+++ Input +++

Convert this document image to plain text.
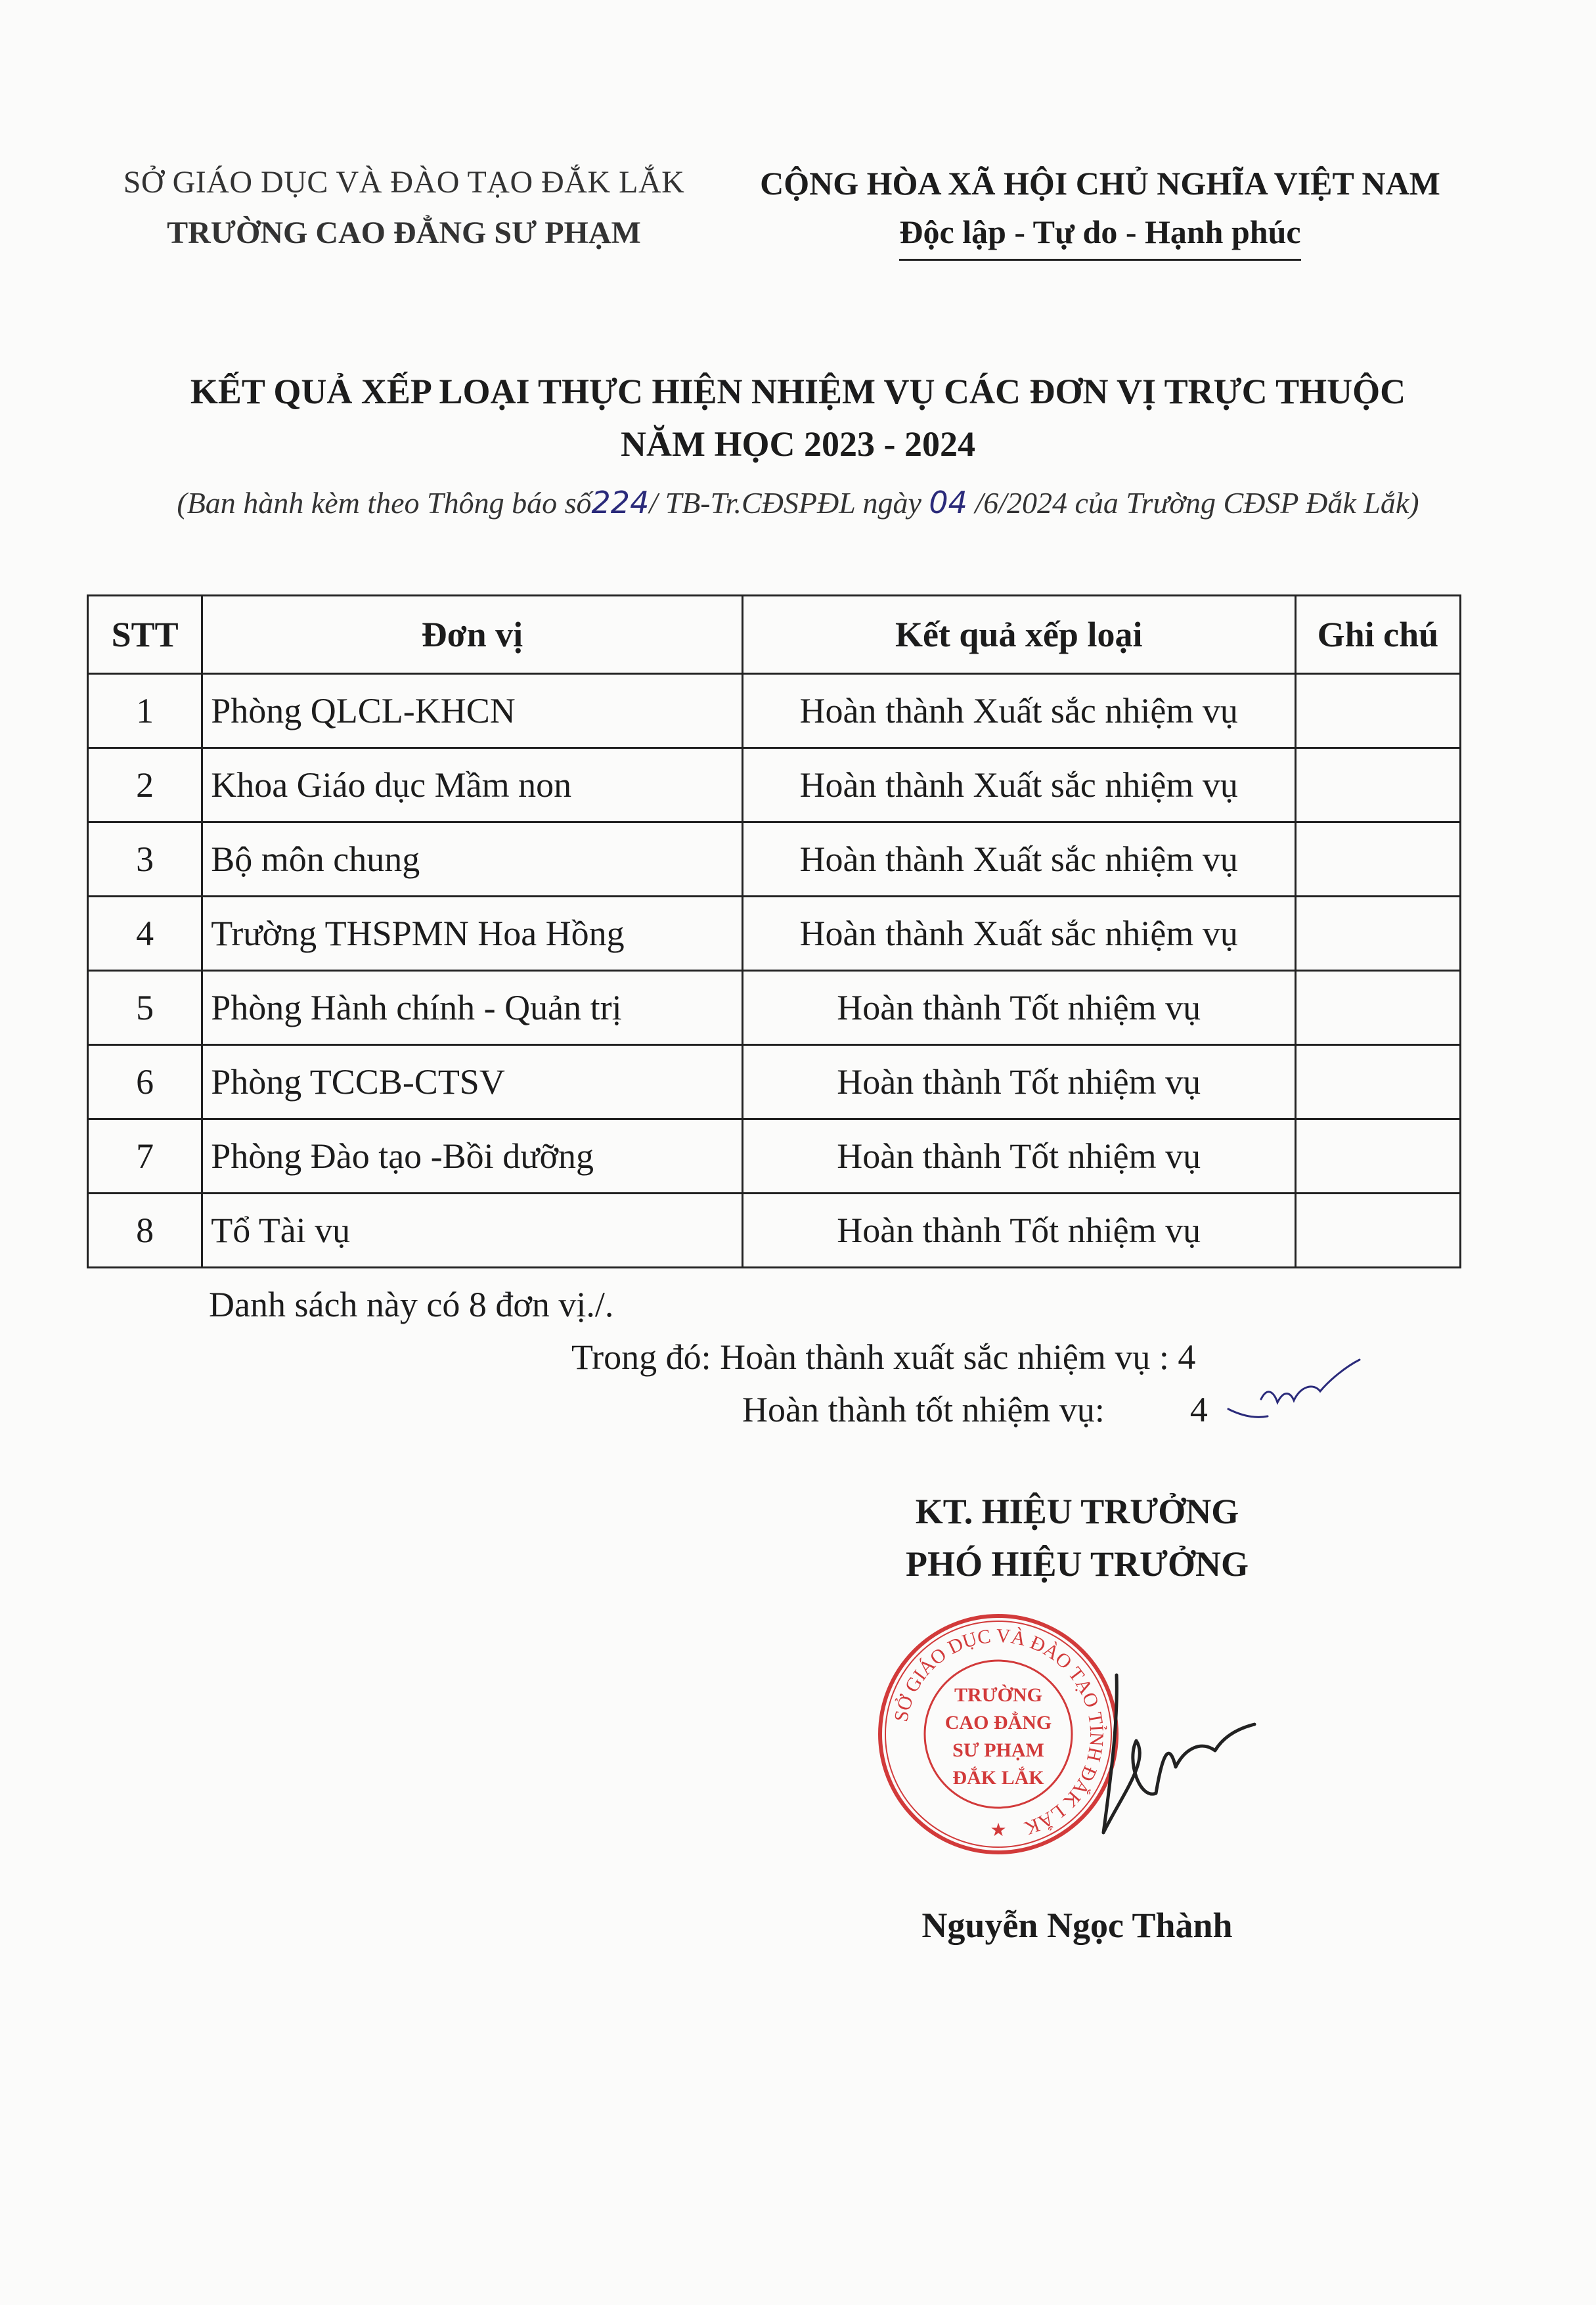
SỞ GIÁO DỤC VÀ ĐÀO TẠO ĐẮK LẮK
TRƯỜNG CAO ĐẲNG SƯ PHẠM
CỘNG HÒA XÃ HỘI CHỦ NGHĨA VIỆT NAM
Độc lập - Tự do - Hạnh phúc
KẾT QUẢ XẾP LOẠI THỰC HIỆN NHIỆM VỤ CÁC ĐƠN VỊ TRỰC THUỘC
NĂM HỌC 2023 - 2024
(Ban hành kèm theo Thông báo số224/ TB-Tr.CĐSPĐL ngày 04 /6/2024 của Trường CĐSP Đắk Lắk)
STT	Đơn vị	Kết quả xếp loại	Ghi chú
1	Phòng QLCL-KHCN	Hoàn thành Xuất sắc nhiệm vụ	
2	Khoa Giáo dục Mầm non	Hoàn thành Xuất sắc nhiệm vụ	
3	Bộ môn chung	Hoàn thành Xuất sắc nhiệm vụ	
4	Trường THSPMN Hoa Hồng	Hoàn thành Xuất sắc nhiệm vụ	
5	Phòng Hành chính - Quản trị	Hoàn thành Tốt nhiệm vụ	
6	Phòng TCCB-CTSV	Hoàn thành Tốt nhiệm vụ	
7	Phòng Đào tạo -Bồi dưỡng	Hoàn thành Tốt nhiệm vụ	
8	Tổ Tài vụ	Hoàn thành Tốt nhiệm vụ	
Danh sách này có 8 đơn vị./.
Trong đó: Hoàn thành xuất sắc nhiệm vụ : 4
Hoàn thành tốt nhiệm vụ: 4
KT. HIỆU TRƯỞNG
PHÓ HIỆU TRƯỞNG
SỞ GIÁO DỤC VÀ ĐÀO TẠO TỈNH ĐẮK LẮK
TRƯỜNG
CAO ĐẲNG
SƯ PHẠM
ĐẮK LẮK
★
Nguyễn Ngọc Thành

+++

Request
Transcribe the full listing above exactly, with the images removed.

Output for this exercise
Convert this document image to plain text.
SỞ GIÁO DỤC VÀ ĐÀO TẠO ĐẮK LẮK
TRƯỜNG CAO ĐẲNG SƯ PHẠM
CỘNG HÒA XÃ HỘI CHỦ NGHĨA VIỆT NAM
Độc lập - Tự do - Hạnh phúc
KẾT QUẢ XẾP LOẠI THỰC HIỆN NHIỆM VỤ CÁC ĐƠN VỊ TRỰC THUỘC
NĂM HỌC 2023 - 2024
(Ban hành kèm theo Thông báo số224/ TB-Tr.CĐSPĐL ngày 04 /6/2024 của Trường CĐSP Đắk Lắk)
STT	Đơn vị	Kết quả xếp loại	Ghi chú
1	Phòng QLCL-KHCN	Hoàn thành Xuất sắc nhiệm vụ	
2	Khoa Giáo dục Mầm non	Hoàn thành Xuất sắc nhiệm vụ	
3	Bộ môn chung	Hoàn thành Xuất sắc nhiệm vụ	
4	Trường THSPMN Hoa Hồng	Hoàn thành Xuất sắc nhiệm vụ	
5	Phòng Hành chính - Quản trị	Hoàn thành Tốt nhiệm vụ	
6	Phòng TCCB-CTSV	Hoàn thành Tốt nhiệm vụ	
7	Phòng Đào tạo -Bồi dưỡng	Hoàn thành Tốt nhiệm vụ	
8	Tổ Tài vụ	Hoàn thành Tốt nhiệm vụ	
Danh sách này có 8 đơn vị./.
Trong đó: Hoàn thành xuất sắc nhiệm vụ : 4
Hoàn thành tốt nhiệm vụ: 4
KT. HIỆU TRƯỞNG
PHÓ HIỆU TRƯỞNG
SỞ GIÁO DỤC VÀ ĐÀO TẠO TỈNH ĐẮK LẮK
TRƯỜNG
CAO ĐẲNG
SƯ PHẠM
ĐẮK LẮK
★
Nguyễn Ngọc Thành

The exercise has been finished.